═══ EXERCISE INPUTS ═══
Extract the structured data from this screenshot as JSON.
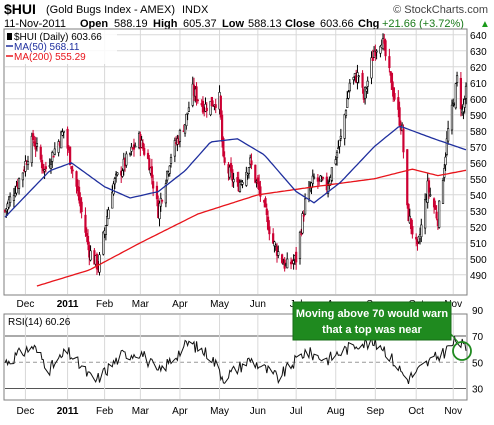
{
  "header": {
    "symbol": "$HUI",
    "name": "(Gold Bugs Index - AMEX)",
    "exchange": "INDX",
    "watermark": "© StockCharts.com",
    "date": "11-Nov-2011",
    "open_label": "Open",
    "open": "588.19",
    "high_label": "High",
    "high": "605.37",
    "low_label": "Low",
    "low": "588.13",
    "close_label": "Close",
    "close": "603.66",
    "chg_label": "Chg",
    "chg": "+21.66 (+3.72%)",
    "chg_arrow": "▲"
  },
  "legend": {
    "price": "$HUI (Daily) 603.66",
    "ma50": "MA(50) 568.11",
    "ma200": "MA(200) 555.29"
  },
  "rsi_legend": "RSI(14) 60.26",
  "annotation": "Moving above 70 would warn that a top was near",
  "colors": {
    "up": "#000000",
    "down": "#cc0033",
    "ma50": "#1f2f9e",
    "ma200": "#e8141b",
    "annotation_bg": "#1f8a1f",
    "annotation_text": "#ffffff",
    "grid": "#d8d8d8"
  },
  "chart_data": [
    {
      "type": "line",
      "style": "candlestick",
      "title": "$HUI (Gold Bugs Index - AMEX)",
      "x_range": [
        "2010-11-15",
        "2011-11-11"
      ],
      "ylim": [
        478,
        643
      ],
      "y_ticks": [
        490,
        500,
        510,
        520,
        530,
        540,
        550,
        560,
        570,
        580,
        590,
        600,
        610,
        620,
        630,
        640
      ],
      "x_tick_labels": [
        "Dec",
        "2011",
        "Feb",
        "Mar",
        "Apr",
        "May",
        "Jun",
        "Jul",
        "Aug",
        "Sep",
        "Oct",
        "Nov"
      ],
      "grid": true,
      "legend": "top-left",
      "price_anchors": [
        {
          "date": "2010-11-15",
          "close": 530
        },
        {
          "date": "2010-11-29",
          "close": 555
        },
        {
          "date": "2010-12-07",
          "close": 575
        },
        {
          "date": "2010-12-16",
          "close": 555
        },
        {
          "date": "2010-12-31",
          "close": 580
        },
        {
          "date": "2011-01-10",
          "close": 545
        },
        {
          "date": "2011-01-20",
          "close": 505
        },
        {
          "date": "2011-01-27",
          "close": 495
        },
        {
          "date": "2011-02-07",
          "close": 545
        },
        {
          "date": "2011-02-17",
          "close": 560
        },
        {
          "date": "2011-02-28",
          "close": 575
        },
        {
          "date": "2011-03-08",
          "close": 560
        },
        {
          "date": "2011-03-15",
          "close": 530
        },
        {
          "date": "2011-03-25",
          "close": 565
        },
        {
          "date": "2011-04-05",
          "close": 585
        },
        {
          "date": "2011-04-11",
          "close": 605
        },
        {
          "date": "2011-04-20",
          "close": 595
        },
        {
          "date": "2011-05-02",
          "close": 600
        },
        {
          "date": "2011-05-05",
          "close": 560
        },
        {
          "date": "2011-05-16",
          "close": 545
        },
        {
          "date": "2011-05-26",
          "close": 560
        },
        {
          "date": "2011-06-03",
          "close": 540
        },
        {
          "date": "2011-06-13",
          "close": 510
        },
        {
          "date": "2011-06-23",
          "close": 495
        },
        {
          "date": "2011-07-01",
          "close": 500
        },
        {
          "date": "2011-07-08",
          "close": 535
        },
        {
          "date": "2011-07-15",
          "close": 550
        },
        {
          "date": "2011-07-25",
          "close": 545
        },
        {
          "date": "2011-08-05",
          "close": 575
        },
        {
          "date": "2011-08-12",
          "close": 610
        },
        {
          "date": "2011-08-19",
          "close": 615
        },
        {
          "date": "2011-08-23",
          "close": 600
        },
        {
          "date": "2011-08-31",
          "close": 630
        },
        {
          "date": "2011-09-06",
          "close": 638
        },
        {
          "date": "2011-09-12",
          "close": 615
        },
        {
          "date": "2011-09-22",
          "close": 580
        },
        {
          "date": "2011-09-26",
          "close": 530
        },
        {
          "date": "2011-10-04",
          "close": 505
        },
        {
          "date": "2011-10-12",
          "close": 545
        },
        {
          "date": "2011-10-20",
          "close": 525
        },
        {
          "date": "2011-10-28",
          "close": 580
        },
        {
          "date": "2011-11-02",
          "close": 600
        },
        {
          "date": "2011-11-04",
          "close": 612
        },
        {
          "date": "2011-11-08",
          "close": 592
        },
        {
          "date": "2011-11-11",
          "close": 603.66
        }
      ],
      "series": [
        {
          "name": "MA(50)",
          "points": [
            {
              "date": "2010-11-15",
              "value": 526
            },
            {
              "date": "2010-12-20",
              "value": 555
            },
            {
              "date": "2011-01-06",
              "value": 560
            },
            {
              "date": "2011-02-01",
              "value": 545
            },
            {
              "date": "2011-02-21",
              "value": 538
            },
            {
              "date": "2011-03-15",
              "value": 542
            },
            {
              "date": "2011-04-05",
              "value": 555
            },
            {
              "date": "2011-04-25",
              "value": 573
            },
            {
              "date": "2011-05-16",
              "value": 575
            },
            {
              "date": "2011-06-06",
              "value": 565
            },
            {
              "date": "2011-07-01",
              "value": 542
            },
            {
              "date": "2011-07-15",
              "value": 535
            },
            {
              "date": "2011-08-05",
              "value": 548
            },
            {
              "date": "2011-08-31",
              "value": 570
            },
            {
              "date": "2011-09-20",
              "value": 583
            },
            {
              "date": "2011-10-17",
              "value": 575
            },
            {
              "date": "2011-11-11",
              "value": 568.11
            }
          ]
        },
        {
          "name": "MA(200)",
          "points": [
            {
              "date": "2010-12-10",
              "value": 483
            },
            {
              "date": "2011-01-20",
              "value": 493
            },
            {
              "date": "2011-03-01",
              "value": 510
            },
            {
              "date": "2011-04-15",
              "value": 528
            },
            {
              "date": "2011-06-01",
              "value": 540
            },
            {
              "date": "2011-07-15",
              "value": 545
            },
            {
              "date": "2011-08-31",
              "value": 550
            },
            {
              "date": "2011-09-30",
              "value": 556
            },
            {
              "date": "2011-10-20",
              "value": 552
            },
            {
              "date": "2011-11-11",
              "value": 555.29
            }
          ]
        }
      ]
    },
    {
      "type": "line",
      "title": "RSI(14)",
      "ylim": [
        22,
        86
      ],
      "y_ticks": [
        30,
        50,
        70,
        90
      ],
      "reference_lines": [
        30,
        50,
        70
      ],
      "x_tick_labels": [
        "Dec",
        "2011",
        "Feb",
        "Mar",
        "Apr",
        "May",
        "Jun",
        "Jul",
        "Aug",
        "Sep",
        "Oct",
        "Nov"
      ],
      "series": [
        {
          "name": "RSI(14)",
          "points": [
            {
              "date": "2010-11-15",
              "value": 50
            },
            {
              "date": "2010-12-07",
              "value": 62
            },
            {
              "date": "2010-12-20",
              "value": 45
            },
            {
              "date": "2011-01-03",
              "value": 58
            },
            {
              "date": "2011-01-24",
              "value": 35
            },
            {
              "date": "2011-02-14",
              "value": 55
            },
            {
              "date": "2011-03-01",
              "value": 58
            },
            {
              "date": "2011-03-15",
              "value": 42
            },
            {
              "date": "2011-04-08",
              "value": 65
            },
            {
              "date": "2011-04-25",
              "value": 55
            },
            {
              "date": "2011-05-05",
              "value": 38
            },
            {
              "date": "2011-05-26",
              "value": 52
            },
            {
              "date": "2011-06-17",
              "value": 38
            },
            {
              "date": "2011-07-08",
              "value": 58
            },
            {
              "date": "2011-07-25",
              "value": 52
            },
            {
              "date": "2011-08-19",
              "value": 65
            },
            {
              "date": "2011-09-06",
              "value": 63
            },
            {
              "date": "2011-09-26",
              "value": 37
            },
            {
              "date": "2011-10-10",
              "value": 48
            },
            {
              "date": "2011-10-24",
              "value": 57
            },
            {
              "date": "2011-11-04",
              "value": 67
            },
            {
              "date": "2011-11-11",
              "value": 60.26
            }
          ]
        }
      ]
    }
  ]
}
═══
Where a line contains the string "Bugs", extract that line.

**WRITTEN RESPONSE**
    "name": "(Gold Bugs Index - AMEX)",
      "title": "$HUI (Gold Bugs Index - AMEX)",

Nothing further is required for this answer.